In the listing below, identify each line with the word "elonmusk" and return those lines.

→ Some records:
____________

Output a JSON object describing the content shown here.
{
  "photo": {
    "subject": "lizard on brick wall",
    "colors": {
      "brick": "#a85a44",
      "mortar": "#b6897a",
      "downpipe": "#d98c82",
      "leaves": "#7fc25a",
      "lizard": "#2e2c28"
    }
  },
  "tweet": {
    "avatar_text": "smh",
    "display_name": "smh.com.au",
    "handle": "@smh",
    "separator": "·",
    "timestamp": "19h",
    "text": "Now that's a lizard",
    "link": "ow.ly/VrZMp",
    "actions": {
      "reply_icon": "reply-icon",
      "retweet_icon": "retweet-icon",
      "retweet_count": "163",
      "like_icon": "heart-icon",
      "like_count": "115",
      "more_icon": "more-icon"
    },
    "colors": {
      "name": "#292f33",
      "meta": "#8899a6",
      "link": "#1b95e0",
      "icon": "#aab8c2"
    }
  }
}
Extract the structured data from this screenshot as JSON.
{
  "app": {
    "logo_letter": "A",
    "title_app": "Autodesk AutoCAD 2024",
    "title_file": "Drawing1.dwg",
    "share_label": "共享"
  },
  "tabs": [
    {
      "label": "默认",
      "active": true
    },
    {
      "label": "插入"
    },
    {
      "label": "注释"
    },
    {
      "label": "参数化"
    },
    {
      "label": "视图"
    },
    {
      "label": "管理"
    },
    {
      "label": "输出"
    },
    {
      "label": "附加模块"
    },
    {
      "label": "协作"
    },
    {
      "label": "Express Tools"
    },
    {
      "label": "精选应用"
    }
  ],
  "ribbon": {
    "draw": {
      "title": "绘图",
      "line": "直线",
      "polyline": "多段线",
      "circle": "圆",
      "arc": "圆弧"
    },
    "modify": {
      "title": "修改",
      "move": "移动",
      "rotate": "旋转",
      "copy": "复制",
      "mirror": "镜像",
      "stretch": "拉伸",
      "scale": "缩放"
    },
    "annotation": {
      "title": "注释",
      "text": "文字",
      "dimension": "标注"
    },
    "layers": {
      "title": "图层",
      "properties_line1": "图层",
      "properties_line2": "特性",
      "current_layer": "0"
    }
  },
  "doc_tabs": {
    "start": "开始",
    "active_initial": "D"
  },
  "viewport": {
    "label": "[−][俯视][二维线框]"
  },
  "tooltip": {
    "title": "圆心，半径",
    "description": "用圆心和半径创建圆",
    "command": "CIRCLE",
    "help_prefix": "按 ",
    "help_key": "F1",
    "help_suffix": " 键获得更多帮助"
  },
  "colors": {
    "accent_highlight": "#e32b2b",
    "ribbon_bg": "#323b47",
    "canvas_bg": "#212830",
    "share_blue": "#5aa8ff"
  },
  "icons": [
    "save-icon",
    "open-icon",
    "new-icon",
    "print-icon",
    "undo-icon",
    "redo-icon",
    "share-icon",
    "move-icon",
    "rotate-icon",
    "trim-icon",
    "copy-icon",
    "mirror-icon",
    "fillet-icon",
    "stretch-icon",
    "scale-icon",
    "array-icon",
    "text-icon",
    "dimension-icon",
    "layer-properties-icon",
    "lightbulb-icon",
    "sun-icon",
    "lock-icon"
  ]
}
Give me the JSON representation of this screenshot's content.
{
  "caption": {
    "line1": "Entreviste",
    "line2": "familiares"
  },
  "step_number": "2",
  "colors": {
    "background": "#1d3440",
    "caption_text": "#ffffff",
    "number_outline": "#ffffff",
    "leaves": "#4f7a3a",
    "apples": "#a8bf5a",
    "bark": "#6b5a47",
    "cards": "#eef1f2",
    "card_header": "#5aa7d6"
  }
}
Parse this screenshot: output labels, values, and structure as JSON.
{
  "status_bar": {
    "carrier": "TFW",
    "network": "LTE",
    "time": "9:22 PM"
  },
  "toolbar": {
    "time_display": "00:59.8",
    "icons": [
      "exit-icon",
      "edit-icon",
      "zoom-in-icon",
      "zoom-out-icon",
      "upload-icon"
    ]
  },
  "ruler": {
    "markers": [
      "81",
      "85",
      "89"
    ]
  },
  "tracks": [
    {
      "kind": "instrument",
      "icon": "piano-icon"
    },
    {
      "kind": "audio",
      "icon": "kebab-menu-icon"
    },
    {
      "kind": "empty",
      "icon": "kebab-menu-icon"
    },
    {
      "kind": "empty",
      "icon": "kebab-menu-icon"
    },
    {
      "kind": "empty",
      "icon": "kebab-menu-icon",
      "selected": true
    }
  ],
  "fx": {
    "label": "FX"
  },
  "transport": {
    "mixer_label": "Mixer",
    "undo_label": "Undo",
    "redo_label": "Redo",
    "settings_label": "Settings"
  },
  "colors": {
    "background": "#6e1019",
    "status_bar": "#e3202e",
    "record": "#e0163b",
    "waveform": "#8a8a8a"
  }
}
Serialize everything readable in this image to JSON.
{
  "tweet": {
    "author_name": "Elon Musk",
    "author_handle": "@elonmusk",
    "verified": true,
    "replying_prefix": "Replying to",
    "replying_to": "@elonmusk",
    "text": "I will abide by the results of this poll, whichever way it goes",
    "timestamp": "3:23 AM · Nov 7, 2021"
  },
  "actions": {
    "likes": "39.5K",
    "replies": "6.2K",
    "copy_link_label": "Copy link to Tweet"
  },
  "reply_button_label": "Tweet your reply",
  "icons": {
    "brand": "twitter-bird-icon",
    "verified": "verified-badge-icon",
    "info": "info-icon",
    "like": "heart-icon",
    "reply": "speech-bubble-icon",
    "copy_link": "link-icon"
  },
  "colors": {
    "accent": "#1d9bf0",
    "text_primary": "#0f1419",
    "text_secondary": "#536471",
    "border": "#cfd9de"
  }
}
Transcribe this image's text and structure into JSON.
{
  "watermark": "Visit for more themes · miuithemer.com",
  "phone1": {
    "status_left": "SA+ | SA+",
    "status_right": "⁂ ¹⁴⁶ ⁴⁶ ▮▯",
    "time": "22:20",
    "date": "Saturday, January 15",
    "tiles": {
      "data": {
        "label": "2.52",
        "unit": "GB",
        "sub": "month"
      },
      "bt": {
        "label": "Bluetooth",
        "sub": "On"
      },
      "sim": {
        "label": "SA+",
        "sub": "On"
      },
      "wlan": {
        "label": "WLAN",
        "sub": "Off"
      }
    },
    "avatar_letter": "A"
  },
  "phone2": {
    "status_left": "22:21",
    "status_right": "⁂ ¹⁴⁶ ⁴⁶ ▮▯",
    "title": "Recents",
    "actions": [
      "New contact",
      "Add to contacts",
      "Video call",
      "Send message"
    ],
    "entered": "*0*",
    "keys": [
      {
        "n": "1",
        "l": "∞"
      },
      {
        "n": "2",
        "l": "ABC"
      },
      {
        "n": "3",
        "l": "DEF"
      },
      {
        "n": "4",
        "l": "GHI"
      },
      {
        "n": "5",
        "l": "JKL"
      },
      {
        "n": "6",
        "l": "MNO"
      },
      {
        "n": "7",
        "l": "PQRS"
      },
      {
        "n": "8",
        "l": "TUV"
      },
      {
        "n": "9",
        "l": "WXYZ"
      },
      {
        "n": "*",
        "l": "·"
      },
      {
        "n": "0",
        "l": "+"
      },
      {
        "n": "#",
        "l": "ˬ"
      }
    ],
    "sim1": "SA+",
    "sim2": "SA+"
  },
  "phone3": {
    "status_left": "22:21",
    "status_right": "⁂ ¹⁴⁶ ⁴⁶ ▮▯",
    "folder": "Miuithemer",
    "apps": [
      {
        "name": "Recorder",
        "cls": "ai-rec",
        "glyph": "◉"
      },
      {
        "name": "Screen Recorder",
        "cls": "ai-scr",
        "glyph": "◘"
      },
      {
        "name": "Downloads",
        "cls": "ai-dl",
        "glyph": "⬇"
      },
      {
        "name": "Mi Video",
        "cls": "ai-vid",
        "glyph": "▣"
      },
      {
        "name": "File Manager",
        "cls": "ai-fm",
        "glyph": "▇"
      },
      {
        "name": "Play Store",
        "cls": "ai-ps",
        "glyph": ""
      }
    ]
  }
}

____________

→ Response to this exercise:
    "author_handle": "@elonmusk",
    "replying_to": "@elonmusk",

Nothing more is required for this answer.